Transcribe the full listing exactly, and drop every picture.

## start Extracted material

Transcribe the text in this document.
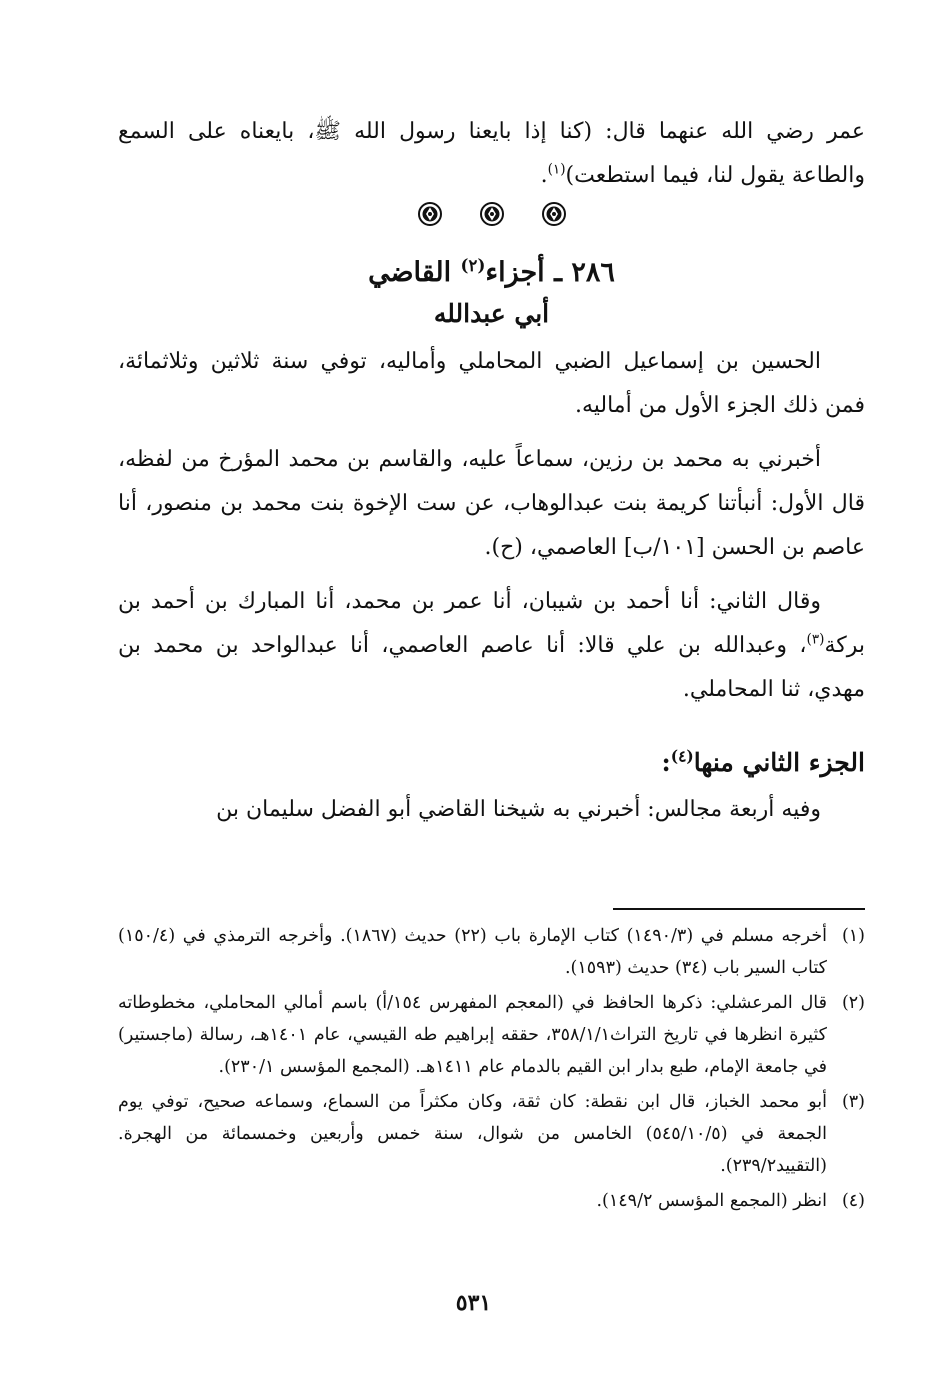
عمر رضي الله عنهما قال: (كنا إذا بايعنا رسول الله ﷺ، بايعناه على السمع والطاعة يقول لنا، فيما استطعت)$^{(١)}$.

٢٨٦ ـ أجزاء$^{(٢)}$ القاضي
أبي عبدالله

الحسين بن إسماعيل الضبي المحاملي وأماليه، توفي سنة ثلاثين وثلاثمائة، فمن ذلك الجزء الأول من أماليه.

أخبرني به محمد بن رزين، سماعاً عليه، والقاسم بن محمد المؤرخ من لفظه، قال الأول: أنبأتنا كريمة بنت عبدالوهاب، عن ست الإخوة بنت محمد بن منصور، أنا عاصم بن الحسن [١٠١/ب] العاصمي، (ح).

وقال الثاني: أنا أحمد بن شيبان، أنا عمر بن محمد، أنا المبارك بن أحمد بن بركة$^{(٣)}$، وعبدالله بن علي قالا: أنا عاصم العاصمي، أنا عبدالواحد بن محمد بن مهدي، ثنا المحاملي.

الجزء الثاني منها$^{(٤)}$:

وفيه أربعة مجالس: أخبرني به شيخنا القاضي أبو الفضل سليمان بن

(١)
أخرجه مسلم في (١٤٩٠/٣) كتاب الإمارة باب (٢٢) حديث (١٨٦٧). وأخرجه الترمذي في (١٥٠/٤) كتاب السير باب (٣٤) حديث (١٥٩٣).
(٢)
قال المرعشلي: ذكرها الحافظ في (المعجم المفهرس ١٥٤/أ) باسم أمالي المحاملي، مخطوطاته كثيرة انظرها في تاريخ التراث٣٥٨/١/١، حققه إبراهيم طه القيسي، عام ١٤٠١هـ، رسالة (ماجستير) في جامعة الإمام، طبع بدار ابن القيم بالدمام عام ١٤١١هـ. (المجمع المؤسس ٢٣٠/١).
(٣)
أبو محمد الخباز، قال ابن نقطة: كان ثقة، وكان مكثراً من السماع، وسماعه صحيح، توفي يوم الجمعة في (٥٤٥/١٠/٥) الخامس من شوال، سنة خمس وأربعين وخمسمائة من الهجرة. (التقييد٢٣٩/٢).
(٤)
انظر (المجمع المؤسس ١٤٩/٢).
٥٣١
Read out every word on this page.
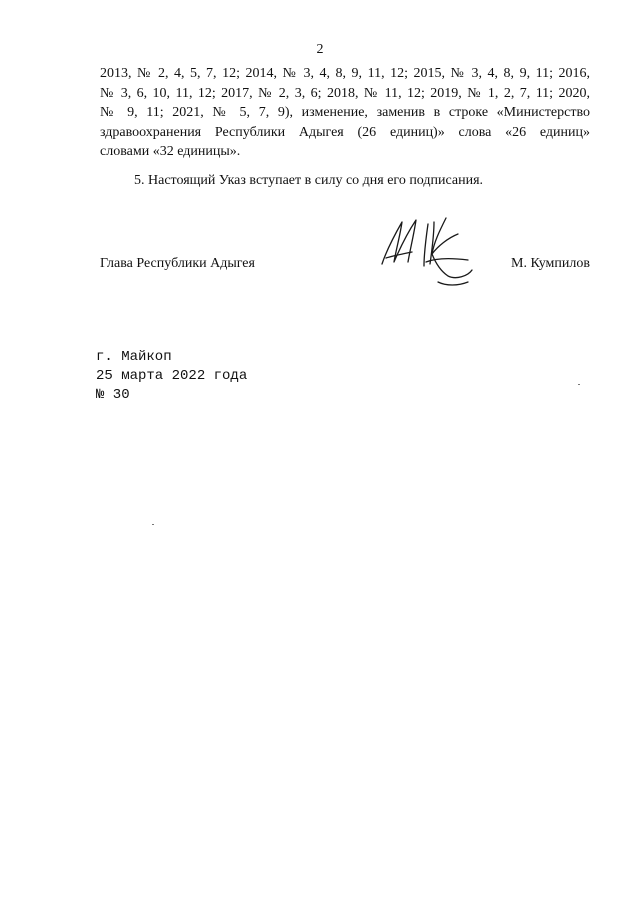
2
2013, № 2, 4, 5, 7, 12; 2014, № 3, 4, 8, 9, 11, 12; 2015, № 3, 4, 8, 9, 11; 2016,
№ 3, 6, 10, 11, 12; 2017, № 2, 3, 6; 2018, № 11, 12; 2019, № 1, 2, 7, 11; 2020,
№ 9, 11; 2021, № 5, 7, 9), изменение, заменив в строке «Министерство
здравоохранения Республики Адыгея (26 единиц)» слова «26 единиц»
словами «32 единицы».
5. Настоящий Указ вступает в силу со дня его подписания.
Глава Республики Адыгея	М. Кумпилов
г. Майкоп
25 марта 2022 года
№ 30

## end Extracted material

▸ Reply to the task:
Transcribe the text in this document.
عمر رضي الله عنهما قال: (كنا إذا بايعنا رسول الله ﷺ، بايعناه على السمع والطاعة يقول لنا، فيما استطعت)$^{(١)}$.

٢٨٦ ـ أجزاء$^{(٢)}$ القاضي
أبي عبدالله

الحسين بن إسماعيل الضبي المحاملي وأماليه، توفي سنة ثلاثين وثلاثمائة، فمن ذلك الجزء الأول من أماليه.

أخبرني به محمد بن رزين، سماعاً عليه، والقاسم بن محمد المؤرخ من لفظه، قال الأول: أنبأتنا كريمة بنت عبدالوهاب، عن ست الإخوة بنت محمد بن منصور، أنا عاصم بن الحسن [١٠١/ب] العاصمي، (ح).

وقال الثاني: أنا أحمد بن شيبان، أنا عمر بن محمد، أنا المبارك بن أحمد بن بركة$^{(٣)}$، وعبدالله بن علي قالا: أنا عاصم العاصمي، أنا عبدالواحد بن محمد بن مهدي، ثنا المحاملي.

الجزء الثاني منها$^{(٤)}$:

وفيه أربعة مجالس: أخبرني به شيخنا القاضي أبو الفضل سليمان بن

(١)
أخرجه مسلم في (١٤٩٠/٣) كتاب الإمارة باب (٢٢) حديث (١٨٦٧). وأخرجه الترمذي في (١٥٠/٤) كتاب السير باب (٣٤) حديث (١٥٩٣).
(٢)
قال المرعشلي: ذكرها الحافظ في (المعجم المفهرس ١٥٤/أ) باسم أمالي المحاملي، مخطوطاته كثيرة انظرها في تاريخ التراث٣٥٨/١/١، حققه إبراهيم طه القيسي، عام ١٤٠١هـ، رسالة (ماجستير) في جامعة الإمام، طبع بدار ابن القيم بالدمام عام ١٤١١هـ. (المجمع المؤسس ٢٣٠/١).
(٣)
أبو محمد الخباز، قال ابن نقطة: كان ثقة، وكان مكثراً من السماع، وسماعه صحيح، توفي يوم الجمعة في (٥٤٥/١٠/٥) الخامس من شوال، سنة خمس وأربعين وخمسمائة من الهجرة. (التقييد٢٣٩/٢).
(٤)
انظر (المجمع المؤسس ١٤٩/٢).
٥٣١
Read out every word on this page.
2
2013, № 2, 4, 5, 7, 12; 2014, № 3, 4, 8, 9, 11, 12; 2015, № 3, 4, 8, 9, 11; 2016,
№ 3, 6, 10, 11, 12; 2017, № 2, 3, 6; 2018, № 11, 12; 2019, № 1, 2, 7, 11; 2020,
№ 9, 11; 2021, № 5, 7, 9), изменение, заменив в строке «Министерство
здравоохранения Республики Адыгея (26 единиц)» слова «26 единиц»
словами «32 единицы».
5. Настоящий Указ вступает в силу со дня его подписания.
Глава Республики Адыгея	М. Кумпилов
г. Майкоп
25 марта 2022 года
№ 30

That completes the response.